• **Set task**: Copy all lines that contain the word "몰리브덴".

• **Dataset excerpts**:
-=-=-

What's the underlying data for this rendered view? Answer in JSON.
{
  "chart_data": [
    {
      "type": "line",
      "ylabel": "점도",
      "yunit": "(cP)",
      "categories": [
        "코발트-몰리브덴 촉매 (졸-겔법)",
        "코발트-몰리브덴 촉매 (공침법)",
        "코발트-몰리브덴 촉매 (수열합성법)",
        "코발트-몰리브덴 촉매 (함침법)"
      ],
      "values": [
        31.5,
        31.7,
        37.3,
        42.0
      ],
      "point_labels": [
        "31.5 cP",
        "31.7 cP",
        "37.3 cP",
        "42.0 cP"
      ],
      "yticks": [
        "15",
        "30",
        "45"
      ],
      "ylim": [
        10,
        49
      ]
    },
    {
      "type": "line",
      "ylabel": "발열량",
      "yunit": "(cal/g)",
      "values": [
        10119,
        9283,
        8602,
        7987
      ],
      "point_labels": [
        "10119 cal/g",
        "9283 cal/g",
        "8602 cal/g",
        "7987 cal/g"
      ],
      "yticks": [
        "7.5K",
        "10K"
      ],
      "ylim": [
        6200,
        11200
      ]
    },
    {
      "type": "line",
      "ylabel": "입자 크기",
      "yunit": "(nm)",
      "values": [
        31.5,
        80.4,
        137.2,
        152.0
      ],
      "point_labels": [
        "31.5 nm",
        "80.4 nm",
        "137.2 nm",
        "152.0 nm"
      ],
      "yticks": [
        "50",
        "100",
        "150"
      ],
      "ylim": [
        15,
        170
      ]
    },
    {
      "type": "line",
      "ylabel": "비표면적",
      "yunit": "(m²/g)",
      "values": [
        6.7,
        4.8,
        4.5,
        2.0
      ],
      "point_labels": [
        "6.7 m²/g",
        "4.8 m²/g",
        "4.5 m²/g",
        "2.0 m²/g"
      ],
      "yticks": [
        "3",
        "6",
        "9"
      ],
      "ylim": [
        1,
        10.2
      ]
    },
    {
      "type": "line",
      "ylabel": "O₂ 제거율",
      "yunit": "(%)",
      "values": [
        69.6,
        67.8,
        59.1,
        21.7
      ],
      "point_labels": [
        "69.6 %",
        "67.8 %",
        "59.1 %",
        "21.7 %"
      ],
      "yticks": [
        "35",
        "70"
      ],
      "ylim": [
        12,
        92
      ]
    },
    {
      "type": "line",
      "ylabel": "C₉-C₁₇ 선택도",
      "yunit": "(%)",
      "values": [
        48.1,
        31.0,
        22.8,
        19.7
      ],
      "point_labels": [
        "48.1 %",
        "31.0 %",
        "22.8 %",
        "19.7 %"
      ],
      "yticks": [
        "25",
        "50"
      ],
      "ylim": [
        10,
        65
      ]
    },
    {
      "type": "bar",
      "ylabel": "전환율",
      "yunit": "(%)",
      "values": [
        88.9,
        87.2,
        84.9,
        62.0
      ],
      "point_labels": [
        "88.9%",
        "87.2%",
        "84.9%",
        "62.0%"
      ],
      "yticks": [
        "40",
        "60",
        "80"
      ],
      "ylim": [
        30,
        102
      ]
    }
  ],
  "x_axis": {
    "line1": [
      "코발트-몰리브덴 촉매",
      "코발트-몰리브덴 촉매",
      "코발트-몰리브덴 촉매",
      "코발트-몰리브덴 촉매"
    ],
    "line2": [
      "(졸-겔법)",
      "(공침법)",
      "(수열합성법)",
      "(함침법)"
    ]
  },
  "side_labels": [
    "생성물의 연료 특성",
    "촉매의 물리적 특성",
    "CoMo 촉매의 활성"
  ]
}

-=-=-

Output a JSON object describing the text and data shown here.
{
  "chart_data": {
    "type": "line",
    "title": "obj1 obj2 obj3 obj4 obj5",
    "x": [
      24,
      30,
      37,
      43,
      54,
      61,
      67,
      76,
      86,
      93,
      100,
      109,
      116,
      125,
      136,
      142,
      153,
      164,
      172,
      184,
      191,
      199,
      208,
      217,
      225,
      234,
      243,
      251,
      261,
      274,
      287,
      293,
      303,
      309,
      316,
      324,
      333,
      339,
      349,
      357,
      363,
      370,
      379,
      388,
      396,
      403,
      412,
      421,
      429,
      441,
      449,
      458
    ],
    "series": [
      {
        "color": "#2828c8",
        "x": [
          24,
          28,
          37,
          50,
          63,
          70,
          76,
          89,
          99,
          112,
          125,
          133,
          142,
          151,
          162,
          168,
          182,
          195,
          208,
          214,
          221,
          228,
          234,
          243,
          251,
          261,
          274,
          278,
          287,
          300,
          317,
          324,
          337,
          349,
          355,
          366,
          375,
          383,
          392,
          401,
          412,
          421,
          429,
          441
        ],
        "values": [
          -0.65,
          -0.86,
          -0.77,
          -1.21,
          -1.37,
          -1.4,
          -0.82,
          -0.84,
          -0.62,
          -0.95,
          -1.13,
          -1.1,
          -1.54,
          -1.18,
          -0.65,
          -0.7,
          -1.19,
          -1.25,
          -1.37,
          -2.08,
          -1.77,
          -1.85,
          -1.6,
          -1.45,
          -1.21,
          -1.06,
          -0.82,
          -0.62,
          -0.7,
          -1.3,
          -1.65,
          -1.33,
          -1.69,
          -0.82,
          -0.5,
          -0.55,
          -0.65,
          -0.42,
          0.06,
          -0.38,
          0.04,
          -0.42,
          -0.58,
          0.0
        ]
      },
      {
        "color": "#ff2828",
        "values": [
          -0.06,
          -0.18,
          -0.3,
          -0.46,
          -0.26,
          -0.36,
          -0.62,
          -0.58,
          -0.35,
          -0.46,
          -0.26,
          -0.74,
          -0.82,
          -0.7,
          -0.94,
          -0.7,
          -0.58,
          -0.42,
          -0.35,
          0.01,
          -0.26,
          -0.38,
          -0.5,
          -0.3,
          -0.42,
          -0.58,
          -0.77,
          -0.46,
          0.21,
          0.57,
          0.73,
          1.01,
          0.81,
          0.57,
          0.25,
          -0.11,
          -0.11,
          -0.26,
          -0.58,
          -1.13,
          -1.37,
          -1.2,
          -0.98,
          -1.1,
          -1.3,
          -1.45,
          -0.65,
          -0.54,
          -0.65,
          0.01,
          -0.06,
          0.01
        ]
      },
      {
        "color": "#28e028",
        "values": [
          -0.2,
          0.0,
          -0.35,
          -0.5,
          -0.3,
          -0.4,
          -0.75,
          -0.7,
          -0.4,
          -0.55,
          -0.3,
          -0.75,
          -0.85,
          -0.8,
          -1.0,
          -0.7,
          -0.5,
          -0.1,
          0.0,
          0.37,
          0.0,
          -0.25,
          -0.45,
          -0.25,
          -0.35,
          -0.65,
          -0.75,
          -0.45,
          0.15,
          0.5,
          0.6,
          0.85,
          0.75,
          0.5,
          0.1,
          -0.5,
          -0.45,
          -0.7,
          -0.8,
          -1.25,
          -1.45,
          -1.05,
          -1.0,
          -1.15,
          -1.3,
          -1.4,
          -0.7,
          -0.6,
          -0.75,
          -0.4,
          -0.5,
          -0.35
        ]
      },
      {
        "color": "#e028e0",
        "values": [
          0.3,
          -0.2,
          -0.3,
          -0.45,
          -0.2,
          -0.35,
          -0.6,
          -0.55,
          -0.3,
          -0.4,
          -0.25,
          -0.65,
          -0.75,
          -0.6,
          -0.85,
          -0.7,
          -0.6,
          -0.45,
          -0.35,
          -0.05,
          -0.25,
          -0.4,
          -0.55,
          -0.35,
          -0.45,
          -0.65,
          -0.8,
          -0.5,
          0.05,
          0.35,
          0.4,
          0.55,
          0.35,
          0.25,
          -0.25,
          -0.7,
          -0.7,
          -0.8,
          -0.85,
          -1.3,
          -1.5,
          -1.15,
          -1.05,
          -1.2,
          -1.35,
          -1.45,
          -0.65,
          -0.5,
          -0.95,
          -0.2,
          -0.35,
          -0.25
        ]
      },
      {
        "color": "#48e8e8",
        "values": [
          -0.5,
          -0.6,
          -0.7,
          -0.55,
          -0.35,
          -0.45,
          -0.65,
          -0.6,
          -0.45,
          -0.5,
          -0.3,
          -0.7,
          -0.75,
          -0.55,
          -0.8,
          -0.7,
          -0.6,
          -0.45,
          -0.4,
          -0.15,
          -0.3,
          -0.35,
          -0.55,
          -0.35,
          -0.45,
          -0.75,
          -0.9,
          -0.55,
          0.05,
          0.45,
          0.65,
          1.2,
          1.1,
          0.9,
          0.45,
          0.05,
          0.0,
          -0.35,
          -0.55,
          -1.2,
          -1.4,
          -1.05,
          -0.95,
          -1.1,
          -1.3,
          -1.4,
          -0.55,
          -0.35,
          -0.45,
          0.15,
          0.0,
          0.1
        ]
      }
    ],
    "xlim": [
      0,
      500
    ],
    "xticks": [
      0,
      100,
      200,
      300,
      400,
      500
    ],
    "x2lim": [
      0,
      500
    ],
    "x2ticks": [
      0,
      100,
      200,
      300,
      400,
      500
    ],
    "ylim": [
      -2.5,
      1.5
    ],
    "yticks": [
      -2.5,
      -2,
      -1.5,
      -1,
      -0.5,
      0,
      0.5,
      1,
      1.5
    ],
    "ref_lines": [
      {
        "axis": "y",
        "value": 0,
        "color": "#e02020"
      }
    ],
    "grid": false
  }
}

-=-=-

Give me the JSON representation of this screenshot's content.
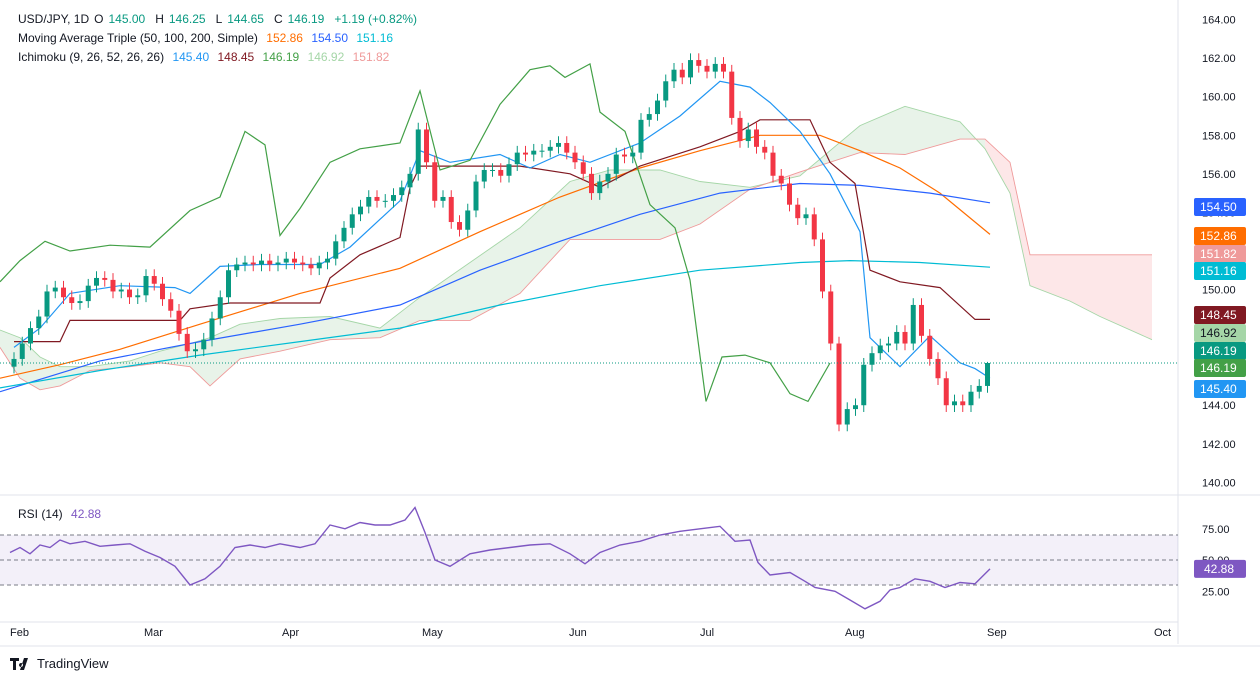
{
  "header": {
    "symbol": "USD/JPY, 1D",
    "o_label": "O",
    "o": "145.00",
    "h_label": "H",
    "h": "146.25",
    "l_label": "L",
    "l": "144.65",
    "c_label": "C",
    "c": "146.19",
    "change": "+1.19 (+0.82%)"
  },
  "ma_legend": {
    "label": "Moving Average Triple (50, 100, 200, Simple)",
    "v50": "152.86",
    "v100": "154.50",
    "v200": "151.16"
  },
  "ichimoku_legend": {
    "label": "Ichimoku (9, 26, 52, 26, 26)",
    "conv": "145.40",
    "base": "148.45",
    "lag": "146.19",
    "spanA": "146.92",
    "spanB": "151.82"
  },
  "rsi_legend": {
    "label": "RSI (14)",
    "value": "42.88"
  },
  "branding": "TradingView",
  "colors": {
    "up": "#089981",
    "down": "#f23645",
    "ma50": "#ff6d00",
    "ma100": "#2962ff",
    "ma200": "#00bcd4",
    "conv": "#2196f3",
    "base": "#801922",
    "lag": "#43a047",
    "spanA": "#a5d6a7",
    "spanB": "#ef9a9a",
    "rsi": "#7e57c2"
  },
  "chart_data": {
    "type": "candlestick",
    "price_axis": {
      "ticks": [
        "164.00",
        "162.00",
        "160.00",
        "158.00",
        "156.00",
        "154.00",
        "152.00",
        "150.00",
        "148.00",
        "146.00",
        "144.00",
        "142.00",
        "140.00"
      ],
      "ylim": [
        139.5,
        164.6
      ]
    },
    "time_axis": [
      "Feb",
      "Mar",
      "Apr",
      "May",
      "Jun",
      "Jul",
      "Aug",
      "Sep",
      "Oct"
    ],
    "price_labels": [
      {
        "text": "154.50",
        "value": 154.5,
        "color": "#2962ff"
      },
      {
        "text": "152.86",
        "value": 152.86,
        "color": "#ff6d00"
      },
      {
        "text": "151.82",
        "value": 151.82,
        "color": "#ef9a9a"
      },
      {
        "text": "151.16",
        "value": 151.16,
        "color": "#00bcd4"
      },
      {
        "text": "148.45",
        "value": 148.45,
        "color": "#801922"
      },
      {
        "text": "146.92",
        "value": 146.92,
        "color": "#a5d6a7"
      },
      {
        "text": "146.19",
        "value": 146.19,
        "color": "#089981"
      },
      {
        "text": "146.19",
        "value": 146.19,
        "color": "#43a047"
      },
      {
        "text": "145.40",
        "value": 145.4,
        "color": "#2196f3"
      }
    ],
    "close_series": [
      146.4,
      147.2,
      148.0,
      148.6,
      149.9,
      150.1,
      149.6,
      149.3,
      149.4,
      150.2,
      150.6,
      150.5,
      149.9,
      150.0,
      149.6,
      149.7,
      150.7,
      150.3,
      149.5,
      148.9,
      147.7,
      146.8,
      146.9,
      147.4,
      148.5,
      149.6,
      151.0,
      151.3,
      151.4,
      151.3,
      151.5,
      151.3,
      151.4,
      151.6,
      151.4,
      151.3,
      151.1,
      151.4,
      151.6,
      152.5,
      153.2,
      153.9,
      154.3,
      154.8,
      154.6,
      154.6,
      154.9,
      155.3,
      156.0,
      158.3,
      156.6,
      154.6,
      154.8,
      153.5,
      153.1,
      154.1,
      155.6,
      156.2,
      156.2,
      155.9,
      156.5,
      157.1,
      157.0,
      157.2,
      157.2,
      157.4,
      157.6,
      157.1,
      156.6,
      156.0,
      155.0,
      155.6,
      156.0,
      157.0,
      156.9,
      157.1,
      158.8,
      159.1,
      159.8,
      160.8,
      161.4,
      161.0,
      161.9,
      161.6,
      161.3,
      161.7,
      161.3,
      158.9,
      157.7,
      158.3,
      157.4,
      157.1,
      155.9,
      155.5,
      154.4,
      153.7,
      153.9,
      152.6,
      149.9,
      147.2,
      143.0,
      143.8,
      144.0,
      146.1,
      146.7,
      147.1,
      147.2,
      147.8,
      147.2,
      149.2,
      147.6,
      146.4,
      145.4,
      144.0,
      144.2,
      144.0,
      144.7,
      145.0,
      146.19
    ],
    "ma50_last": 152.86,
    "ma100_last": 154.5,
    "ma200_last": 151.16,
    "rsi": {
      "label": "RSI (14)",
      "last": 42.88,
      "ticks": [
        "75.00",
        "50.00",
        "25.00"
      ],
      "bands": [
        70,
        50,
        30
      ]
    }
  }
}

-=-=-

• **Solution to this problem**:
        "코발트-몰리브덴 촉매 (졸-겔법)",
        "코발트-몰리브덴 촉매 (공침법)",
        "코발트-몰리브덴 촉매 (수열합성법)",
        "코발트-몰리브덴 촉매 (함침법)"
      "코발트-몰리브덴 촉매",
      "코발트-몰리브덴 촉매",
      "코발트-몰리브덴 촉매",
      "코발트-몰리브덴 촉매"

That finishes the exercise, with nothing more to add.